-- START OF RECORD EXCERPTS --
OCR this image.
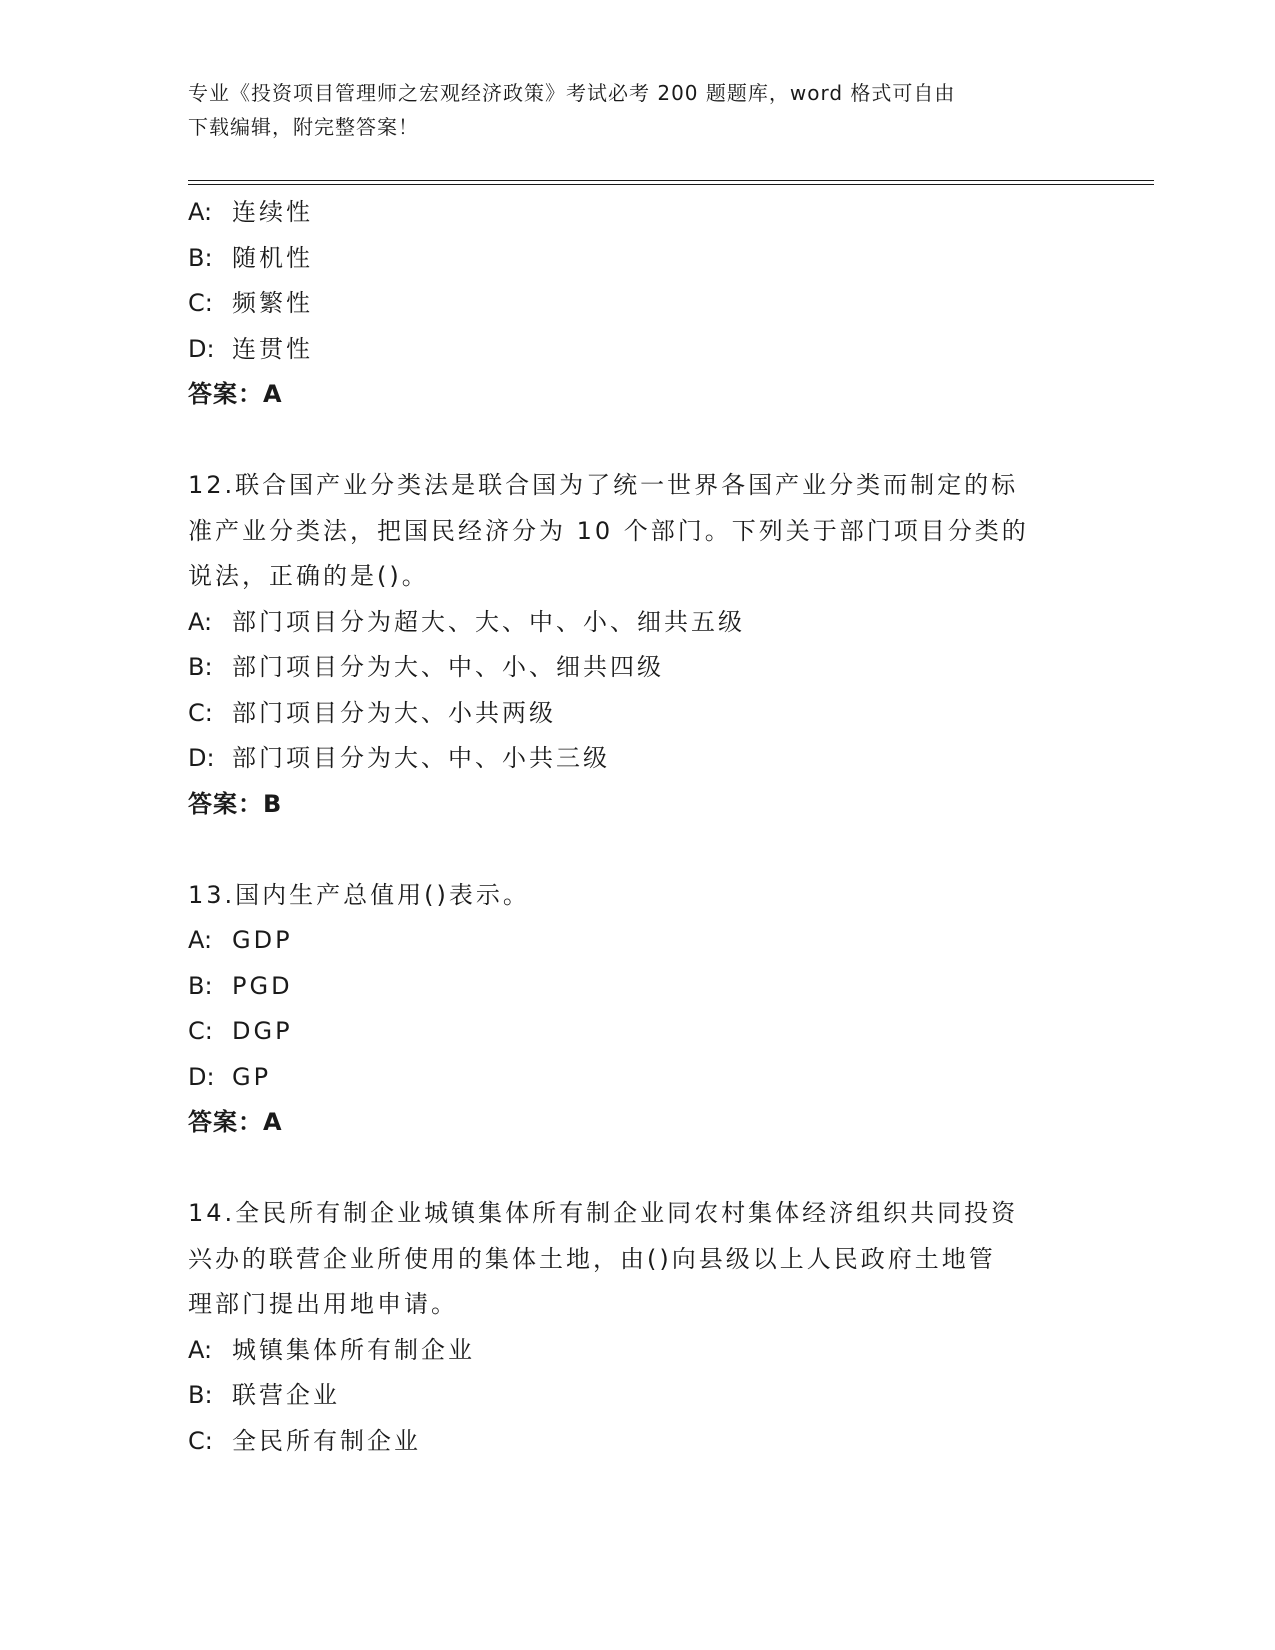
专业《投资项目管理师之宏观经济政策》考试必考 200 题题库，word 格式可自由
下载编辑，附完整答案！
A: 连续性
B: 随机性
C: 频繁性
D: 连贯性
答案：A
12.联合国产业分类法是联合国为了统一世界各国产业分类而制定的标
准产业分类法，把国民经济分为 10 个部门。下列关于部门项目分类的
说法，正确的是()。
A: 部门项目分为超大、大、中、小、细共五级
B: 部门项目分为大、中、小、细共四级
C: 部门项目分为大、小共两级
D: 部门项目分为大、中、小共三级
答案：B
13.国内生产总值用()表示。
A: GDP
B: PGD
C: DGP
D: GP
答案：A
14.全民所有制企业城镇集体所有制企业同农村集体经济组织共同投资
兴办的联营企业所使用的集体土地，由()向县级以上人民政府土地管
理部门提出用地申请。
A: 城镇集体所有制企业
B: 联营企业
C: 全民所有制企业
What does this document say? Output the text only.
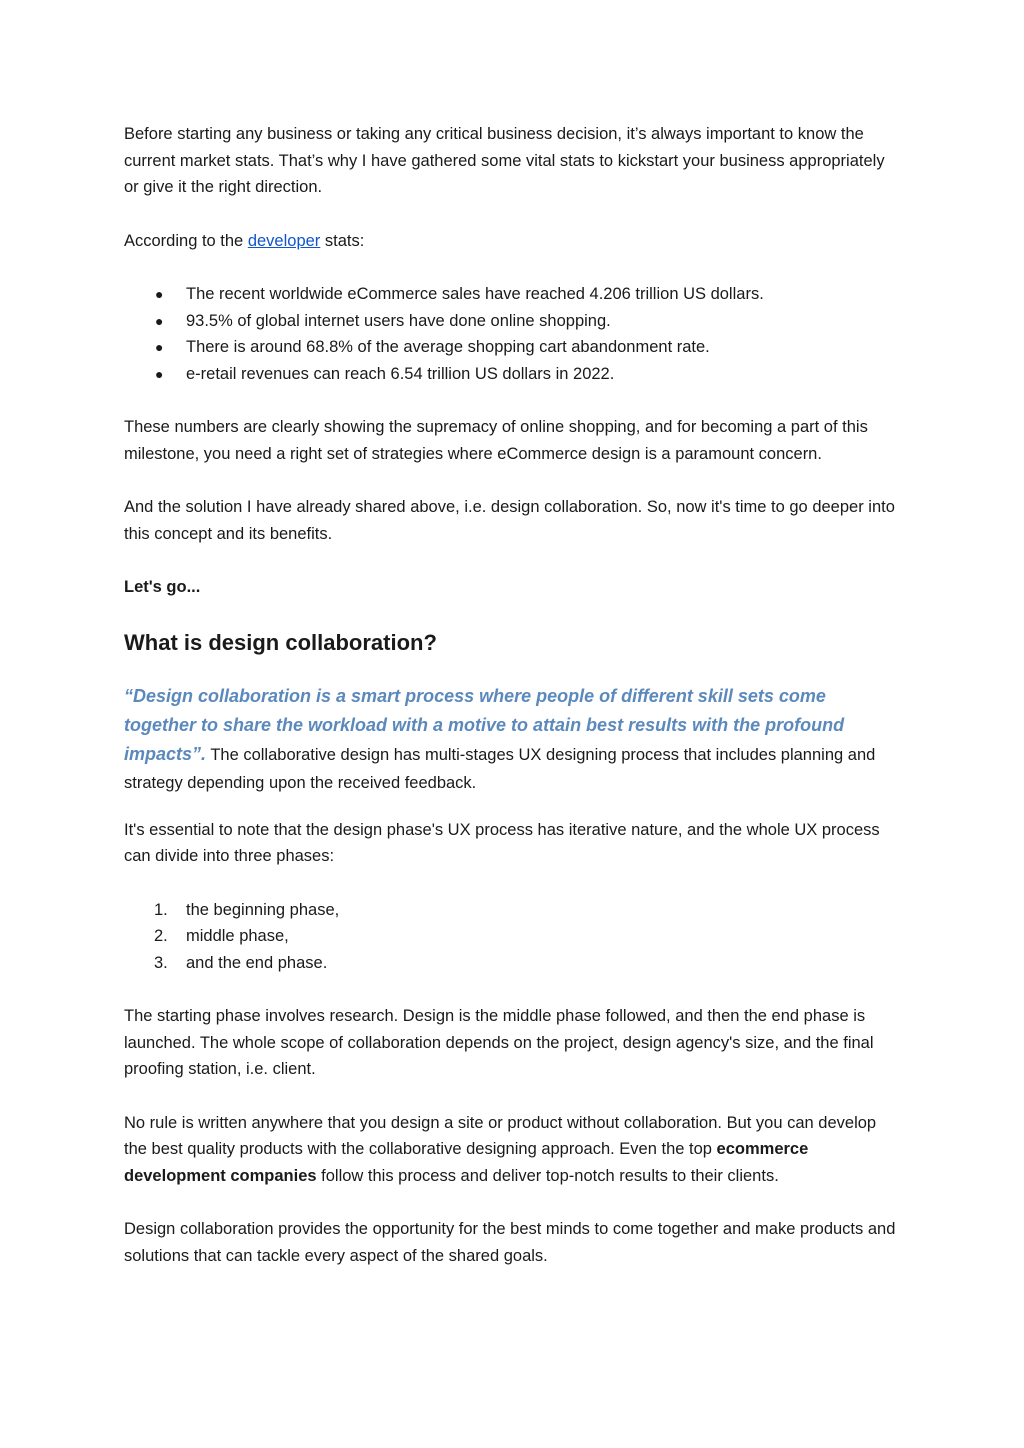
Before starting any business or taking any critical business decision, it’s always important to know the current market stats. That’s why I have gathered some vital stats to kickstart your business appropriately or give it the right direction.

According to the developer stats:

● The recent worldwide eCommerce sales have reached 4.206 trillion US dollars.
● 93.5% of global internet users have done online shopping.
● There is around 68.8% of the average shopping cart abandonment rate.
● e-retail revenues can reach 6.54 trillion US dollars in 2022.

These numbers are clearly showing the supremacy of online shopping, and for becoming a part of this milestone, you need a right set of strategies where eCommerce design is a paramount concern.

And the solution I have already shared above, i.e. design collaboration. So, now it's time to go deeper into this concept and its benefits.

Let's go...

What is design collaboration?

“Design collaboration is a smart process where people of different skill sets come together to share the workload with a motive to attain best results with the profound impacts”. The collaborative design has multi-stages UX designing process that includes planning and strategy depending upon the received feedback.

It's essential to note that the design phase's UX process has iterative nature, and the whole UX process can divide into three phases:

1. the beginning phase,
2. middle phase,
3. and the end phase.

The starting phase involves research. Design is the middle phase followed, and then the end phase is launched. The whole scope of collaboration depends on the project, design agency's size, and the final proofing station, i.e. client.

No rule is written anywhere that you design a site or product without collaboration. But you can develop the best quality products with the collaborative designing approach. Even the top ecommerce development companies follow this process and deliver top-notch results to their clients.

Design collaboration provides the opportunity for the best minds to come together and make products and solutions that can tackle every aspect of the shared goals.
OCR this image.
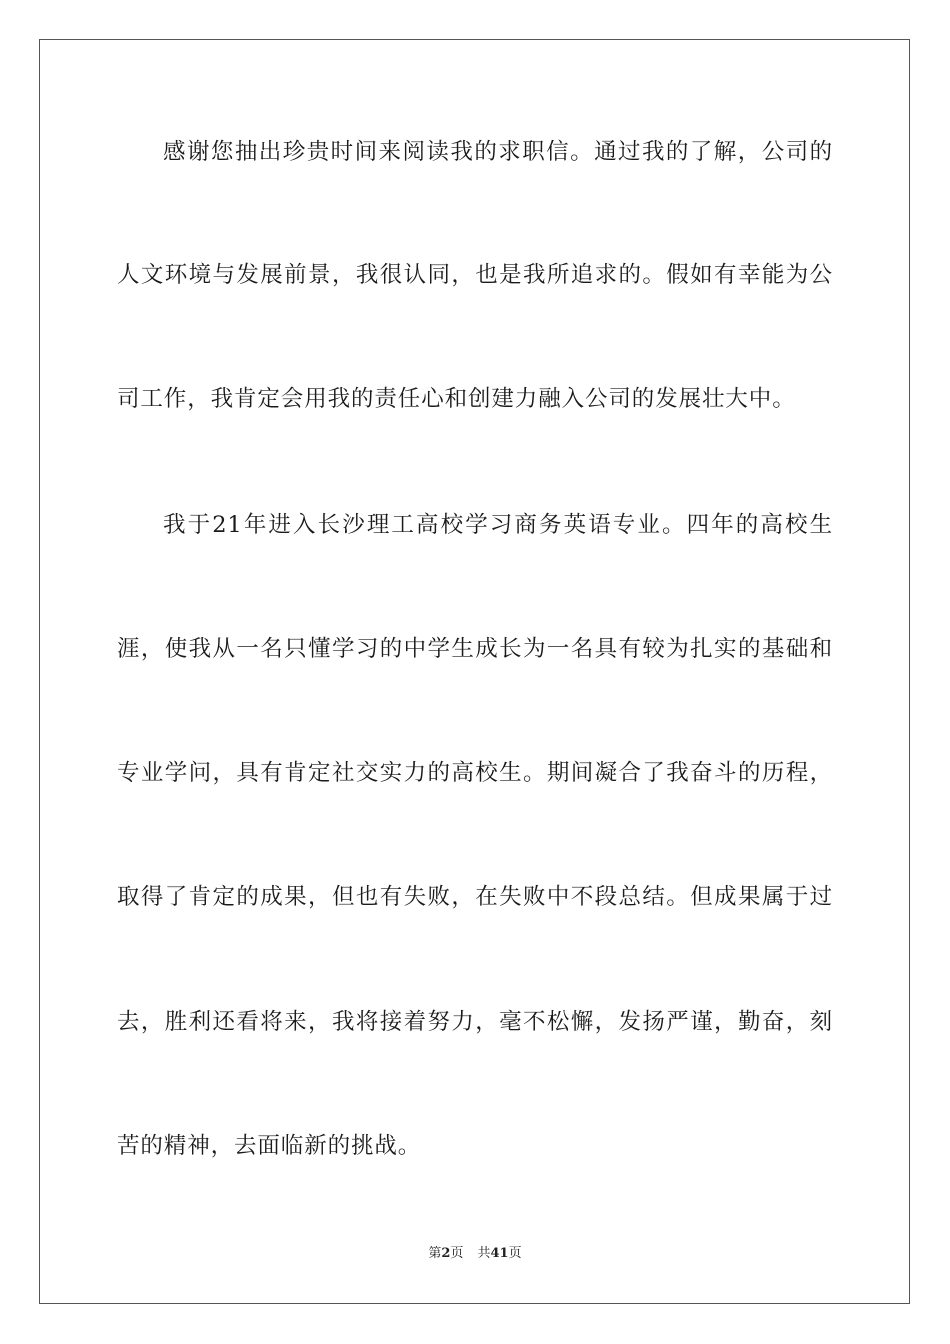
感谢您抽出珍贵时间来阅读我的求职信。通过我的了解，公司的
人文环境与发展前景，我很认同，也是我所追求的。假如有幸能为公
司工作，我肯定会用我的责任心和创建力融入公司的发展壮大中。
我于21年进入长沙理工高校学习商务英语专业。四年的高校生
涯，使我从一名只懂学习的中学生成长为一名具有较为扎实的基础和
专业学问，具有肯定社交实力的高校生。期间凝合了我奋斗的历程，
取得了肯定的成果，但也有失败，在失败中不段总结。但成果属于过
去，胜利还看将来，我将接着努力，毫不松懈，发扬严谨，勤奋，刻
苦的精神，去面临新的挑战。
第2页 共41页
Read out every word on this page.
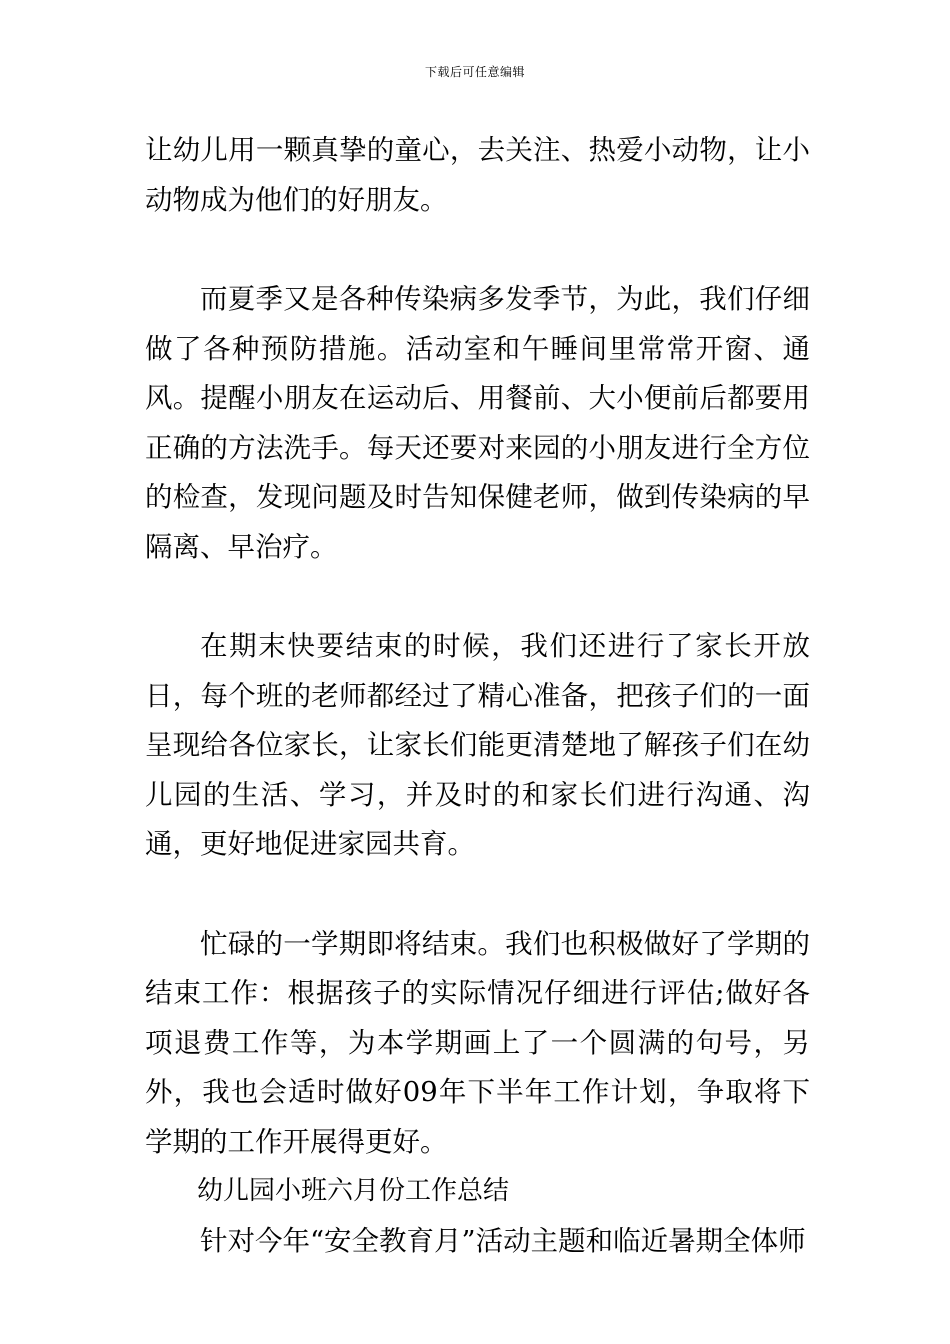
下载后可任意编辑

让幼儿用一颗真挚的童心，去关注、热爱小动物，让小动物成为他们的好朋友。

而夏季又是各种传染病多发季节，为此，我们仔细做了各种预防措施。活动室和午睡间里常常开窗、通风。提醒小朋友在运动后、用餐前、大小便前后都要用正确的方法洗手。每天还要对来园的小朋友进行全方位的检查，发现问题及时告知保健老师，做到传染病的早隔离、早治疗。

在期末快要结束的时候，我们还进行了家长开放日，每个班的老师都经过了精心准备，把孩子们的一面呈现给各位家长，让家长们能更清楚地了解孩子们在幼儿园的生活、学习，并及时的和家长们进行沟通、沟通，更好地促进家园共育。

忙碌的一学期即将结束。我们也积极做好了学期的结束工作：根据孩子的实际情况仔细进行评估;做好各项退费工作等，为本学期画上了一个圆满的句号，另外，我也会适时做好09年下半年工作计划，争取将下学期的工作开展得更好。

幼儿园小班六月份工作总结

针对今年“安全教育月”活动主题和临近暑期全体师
-- END OF RECORD EXCERPTS --
WHAT YOU NEED TO DO
Return each line exactly as written. Any picture gets left out.

FULL RESPONSE
OCR this image.
专业《投资项目管理师之宏观经济政策》考试必考 200 题题库，word 格式可自由
下载编辑，附完整答案！
A: 连续性
B: 随机性
C: 频繁性
D: 连贯性
答案：A
12.联合国产业分类法是联合国为了统一世界各国产业分类而制定的标
准产业分类法，把国民经济分为 10 个部门。下列关于部门项目分类的
说法，正确的是()。
A: 部门项目分为超大、大、中、小、细共五级
B: 部门项目分为大、中、小、细共四级
C: 部门项目分为大、小共两级
D: 部门项目分为大、中、小共三级
答案：B
13.国内生产总值用()表示。
A: GDP
B: PGD
C: DGP
D: GP
答案：A
14.全民所有制企业城镇集体所有制企业同农村集体经济组织共同投资
兴办的联营企业所使用的集体土地，由()向县级以上人民政府土地管
理部门提出用地申请。
A: 城镇集体所有制企业
B: 联营企业
C: 全民所有制企业
What does this document say? Output the text only.
Before starting any business or taking any critical business decision, it’s always important to know the current market stats. That’s why I have gathered some vital stats to kickstart your business appropriately or give it the right direction.

According to the developer stats:

● The recent worldwide eCommerce sales have reached 4.206 trillion US dollars.
● 93.5% of global internet users have done online shopping.
● There is around 68.8% of the average shopping cart abandonment rate.
● e-retail revenues can reach 6.54 trillion US dollars in 2022.

These numbers are clearly showing the supremacy of online shopping, and for becoming a part of this milestone, you need a right set of strategies where eCommerce design is a paramount concern.

And the solution I have already shared above, i.e. design collaboration. So, now it's time to go deeper into this concept and its benefits.

Let's go...

What is design collaboration?

“Design collaboration is a smart process where people of different skill sets come together to share the workload with a motive to attain best results with the profound impacts”. The collaborative design has multi-stages UX designing process that includes planning and strategy depending upon the received feedback.

It's essential to note that the design phase's UX process has iterative nature, and the whole UX process can divide into three phases:

1. the beginning phase,
2. middle phase,
3. and the end phase.

The starting phase involves research. Design is the middle phase followed, and then the end phase is launched. The whole scope of collaboration depends on the project, design agency's size, and the final proofing station, i.e. client.

No rule is written anywhere that you design a site or product without collaboration. But you can develop the best quality products with the collaborative designing approach. Even the top ecommerce development companies follow this process and deliver top-notch results to their clients.

Design collaboration provides the opportunity for the best minds to come together and make products and solutions that can tackle every aspect of the shared goals.
OCR this image.
感谢您抽出珍贵时间来阅读我的求职信。通过我的了解，公司的
人文环境与发展前景，我很认同，也是我所追求的。假如有幸能为公
司工作，我肯定会用我的责任心和创建力融入公司的发展壮大中。
我于21年进入长沙理工高校学习商务英语专业。四年的高校生
涯，使我从一名只懂学习的中学生成长为一名具有较为扎实的基础和
专业学问，具有肯定社交实力的高校生。期间凝合了我奋斗的历程，
取得了肯定的成果，但也有失败，在失败中不段总结。但成果属于过
去，胜利还看将来，我将接着努力，毫不松懈，发扬严谨，勤奋，刻
苦的精神，去面临新的挑战。
第2页 共41页
Read out every word on this page.
下载后可任意编辑

让幼儿用一颗真挚的童心，去关注、热爱小动物，让小动物成为他们的好朋友。

而夏季又是各种传染病多发季节，为此，我们仔细做了各种预防措施。活动室和午睡间里常常开窗、通风。提醒小朋友在运动后、用餐前、大小便前后都要用正确的方法洗手。每天还要对来园的小朋友进行全方位的检查，发现问题及时告知保健老师，做到传染病的早隔离、早治疗。

在期末快要结束的时候，我们还进行了家长开放日，每个班的老师都经过了精心准备，把孩子们的一面呈现给各位家长，让家长们能更清楚地了解孩子们在幼儿园的生活、学习，并及时的和家长们进行沟通、沟通，更好地促进家园共育。

忙碌的一学期即将结束。我们也积极做好了学期的结束工作：根据孩子的实际情况仔细进行评估;做好各项退费工作等，为本学期画上了一个圆满的句号，另外，我也会适时做好09年下半年工作计划，争取将下学期的工作开展得更好。

幼儿园小班六月份工作总结

针对今年“安全教育月”活动主题和临近暑期全体师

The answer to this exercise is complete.